Request |
Copy the entries below word for word, from the first line of the entries through the line containing "- page-header: Abandoned", including both ends.

Provided records |
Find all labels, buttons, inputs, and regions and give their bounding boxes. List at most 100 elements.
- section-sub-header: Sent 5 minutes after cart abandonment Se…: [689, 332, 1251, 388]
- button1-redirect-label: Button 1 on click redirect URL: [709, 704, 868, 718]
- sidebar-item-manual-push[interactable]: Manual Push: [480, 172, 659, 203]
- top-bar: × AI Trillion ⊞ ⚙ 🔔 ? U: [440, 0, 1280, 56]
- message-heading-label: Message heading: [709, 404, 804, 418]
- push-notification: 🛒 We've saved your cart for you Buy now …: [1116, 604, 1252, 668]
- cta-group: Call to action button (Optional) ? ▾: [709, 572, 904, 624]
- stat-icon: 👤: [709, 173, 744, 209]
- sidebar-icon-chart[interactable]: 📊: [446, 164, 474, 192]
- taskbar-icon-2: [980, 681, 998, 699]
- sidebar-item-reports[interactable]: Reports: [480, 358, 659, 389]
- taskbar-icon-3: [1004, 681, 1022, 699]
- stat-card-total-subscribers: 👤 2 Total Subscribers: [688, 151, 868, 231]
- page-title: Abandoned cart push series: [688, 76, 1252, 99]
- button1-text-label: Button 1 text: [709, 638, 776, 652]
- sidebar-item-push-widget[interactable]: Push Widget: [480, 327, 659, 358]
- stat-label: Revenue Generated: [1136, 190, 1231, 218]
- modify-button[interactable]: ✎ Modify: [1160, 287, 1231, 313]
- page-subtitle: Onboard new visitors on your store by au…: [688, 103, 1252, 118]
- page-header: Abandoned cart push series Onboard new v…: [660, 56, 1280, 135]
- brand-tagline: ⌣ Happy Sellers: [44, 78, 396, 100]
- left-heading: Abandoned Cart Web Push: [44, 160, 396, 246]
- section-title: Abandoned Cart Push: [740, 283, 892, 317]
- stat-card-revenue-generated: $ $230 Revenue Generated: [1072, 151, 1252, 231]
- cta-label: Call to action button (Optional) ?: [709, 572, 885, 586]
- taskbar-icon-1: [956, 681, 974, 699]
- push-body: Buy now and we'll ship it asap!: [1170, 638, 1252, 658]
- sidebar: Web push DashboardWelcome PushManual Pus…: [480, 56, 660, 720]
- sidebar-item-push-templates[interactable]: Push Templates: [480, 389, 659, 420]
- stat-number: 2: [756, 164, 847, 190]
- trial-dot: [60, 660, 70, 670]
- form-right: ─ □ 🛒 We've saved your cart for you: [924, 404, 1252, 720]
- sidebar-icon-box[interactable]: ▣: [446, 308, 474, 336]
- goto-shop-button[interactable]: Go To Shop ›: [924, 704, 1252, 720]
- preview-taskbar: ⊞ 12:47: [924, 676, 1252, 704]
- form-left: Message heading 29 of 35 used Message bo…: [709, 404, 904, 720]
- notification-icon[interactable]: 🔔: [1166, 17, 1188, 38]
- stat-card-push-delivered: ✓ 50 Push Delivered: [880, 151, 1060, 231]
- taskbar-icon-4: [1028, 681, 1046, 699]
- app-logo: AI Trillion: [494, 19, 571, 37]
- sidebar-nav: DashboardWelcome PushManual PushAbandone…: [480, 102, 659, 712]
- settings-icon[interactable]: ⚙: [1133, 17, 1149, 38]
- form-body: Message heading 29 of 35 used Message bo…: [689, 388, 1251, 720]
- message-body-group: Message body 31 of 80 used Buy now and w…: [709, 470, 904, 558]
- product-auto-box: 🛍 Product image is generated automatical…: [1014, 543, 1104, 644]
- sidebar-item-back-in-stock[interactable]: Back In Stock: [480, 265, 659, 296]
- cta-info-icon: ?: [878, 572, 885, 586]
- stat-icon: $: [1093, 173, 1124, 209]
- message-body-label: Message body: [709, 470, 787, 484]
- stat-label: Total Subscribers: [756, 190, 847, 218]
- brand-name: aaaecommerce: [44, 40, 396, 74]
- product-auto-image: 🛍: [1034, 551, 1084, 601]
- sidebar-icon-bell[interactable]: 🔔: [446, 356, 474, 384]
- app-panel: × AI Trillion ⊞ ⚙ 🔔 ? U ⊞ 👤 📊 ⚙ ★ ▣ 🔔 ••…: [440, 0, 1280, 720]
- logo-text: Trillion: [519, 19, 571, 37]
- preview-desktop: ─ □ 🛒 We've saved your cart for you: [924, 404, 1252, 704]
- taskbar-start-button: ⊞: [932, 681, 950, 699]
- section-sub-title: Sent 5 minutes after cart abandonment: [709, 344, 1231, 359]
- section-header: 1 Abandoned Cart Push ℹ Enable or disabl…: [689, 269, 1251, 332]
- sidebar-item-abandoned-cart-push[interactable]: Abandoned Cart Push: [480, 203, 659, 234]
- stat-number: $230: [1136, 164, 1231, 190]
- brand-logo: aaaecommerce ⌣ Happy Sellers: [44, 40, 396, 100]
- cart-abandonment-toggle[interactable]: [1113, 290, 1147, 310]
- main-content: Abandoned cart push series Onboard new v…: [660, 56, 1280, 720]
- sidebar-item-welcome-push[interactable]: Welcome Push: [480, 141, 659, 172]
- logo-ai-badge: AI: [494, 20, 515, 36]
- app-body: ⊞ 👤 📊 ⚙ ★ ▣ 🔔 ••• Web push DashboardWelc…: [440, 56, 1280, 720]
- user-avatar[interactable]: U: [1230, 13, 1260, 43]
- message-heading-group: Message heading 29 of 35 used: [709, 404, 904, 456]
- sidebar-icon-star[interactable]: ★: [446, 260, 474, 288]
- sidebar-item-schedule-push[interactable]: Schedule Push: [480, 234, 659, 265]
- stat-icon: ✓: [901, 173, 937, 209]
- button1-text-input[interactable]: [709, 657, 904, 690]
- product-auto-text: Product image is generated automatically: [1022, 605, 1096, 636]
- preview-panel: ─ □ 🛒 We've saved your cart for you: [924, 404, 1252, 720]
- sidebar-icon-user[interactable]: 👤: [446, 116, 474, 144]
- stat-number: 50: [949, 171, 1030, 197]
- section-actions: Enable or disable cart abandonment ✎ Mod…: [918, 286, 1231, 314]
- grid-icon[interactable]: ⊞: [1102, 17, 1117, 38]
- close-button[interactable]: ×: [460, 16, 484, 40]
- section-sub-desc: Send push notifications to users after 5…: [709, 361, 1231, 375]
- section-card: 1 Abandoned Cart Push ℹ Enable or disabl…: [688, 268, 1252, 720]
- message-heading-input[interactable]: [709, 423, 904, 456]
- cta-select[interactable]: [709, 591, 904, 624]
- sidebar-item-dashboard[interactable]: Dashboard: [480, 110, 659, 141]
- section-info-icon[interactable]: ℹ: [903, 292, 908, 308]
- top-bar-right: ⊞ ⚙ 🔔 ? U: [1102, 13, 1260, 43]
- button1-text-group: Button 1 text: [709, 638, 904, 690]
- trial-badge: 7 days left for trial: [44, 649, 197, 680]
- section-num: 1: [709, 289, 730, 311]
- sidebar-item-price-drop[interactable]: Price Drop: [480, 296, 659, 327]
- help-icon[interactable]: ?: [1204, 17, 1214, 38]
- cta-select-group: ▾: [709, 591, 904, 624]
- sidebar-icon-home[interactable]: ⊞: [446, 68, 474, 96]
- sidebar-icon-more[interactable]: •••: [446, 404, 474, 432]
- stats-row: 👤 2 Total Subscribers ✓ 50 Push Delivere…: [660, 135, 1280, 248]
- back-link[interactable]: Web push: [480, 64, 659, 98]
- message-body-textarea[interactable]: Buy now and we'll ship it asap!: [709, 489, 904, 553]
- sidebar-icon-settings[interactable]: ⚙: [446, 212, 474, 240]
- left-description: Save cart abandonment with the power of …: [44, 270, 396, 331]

Response to this exercise |
Find all labels, buttons, inputs, and regions and give their bounding boxes. List at most 100 elements.
- section-sub-header: Sent 5 minutes after cart abandonment Se…: [689, 332, 1251, 388]
- button1-redirect-label: Button 1 on click redirect URL: [709, 704, 868, 718]
- sidebar-item-manual-push[interactable]: Manual Push: [480, 172, 659, 203]
- top-bar: × AI Trillion ⊞ ⚙ 🔔 ? U: [440, 0, 1280, 56]
- message-heading-label: Message heading: [709, 404, 804, 418]
- push-notification: 🛒 We've saved your cart for you Buy now …: [1116, 604, 1252, 668]
- cta-group: Call to action button (Optional) ? ▾: [709, 572, 904, 624]
- stat-icon: 👤: [709, 173, 744, 209]
- sidebar-icon-chart[interactable]: 📊: [446, 164, 474, 192]
- taskbar-icon-2: [980, 681, 998, 699]
- sidebar-item-reports[interactable]: Reports: [480, 358, 659, 389]
- taskbar-icon-3: [1004, 681, 1022, 699]
- stat-card-total-subscribers: 👤 2 Total Subscribers: [688, 151, 868, 231]
- page-title: Abandoned cart push series: [688, 76, 1252, 99]
- button1-text-label: Button 1 text: [709, 638, 776, 652]
- sidebar-item-push-widget[interactable]: Push Widget: [480, 327, 659, 358]
- stat-label: Revenue Generated: [1136, 190, 1231, 218]
- modify-button[interactable]: ✎ Modify: [1160, 287, 1231, 313]
- page-subtitle: Onboard new visitors on your store by au…: [688, 103, 1252, 118]
- page-header: Abandoned cart push series Onboard new v…: [660, 56, 1280, 135]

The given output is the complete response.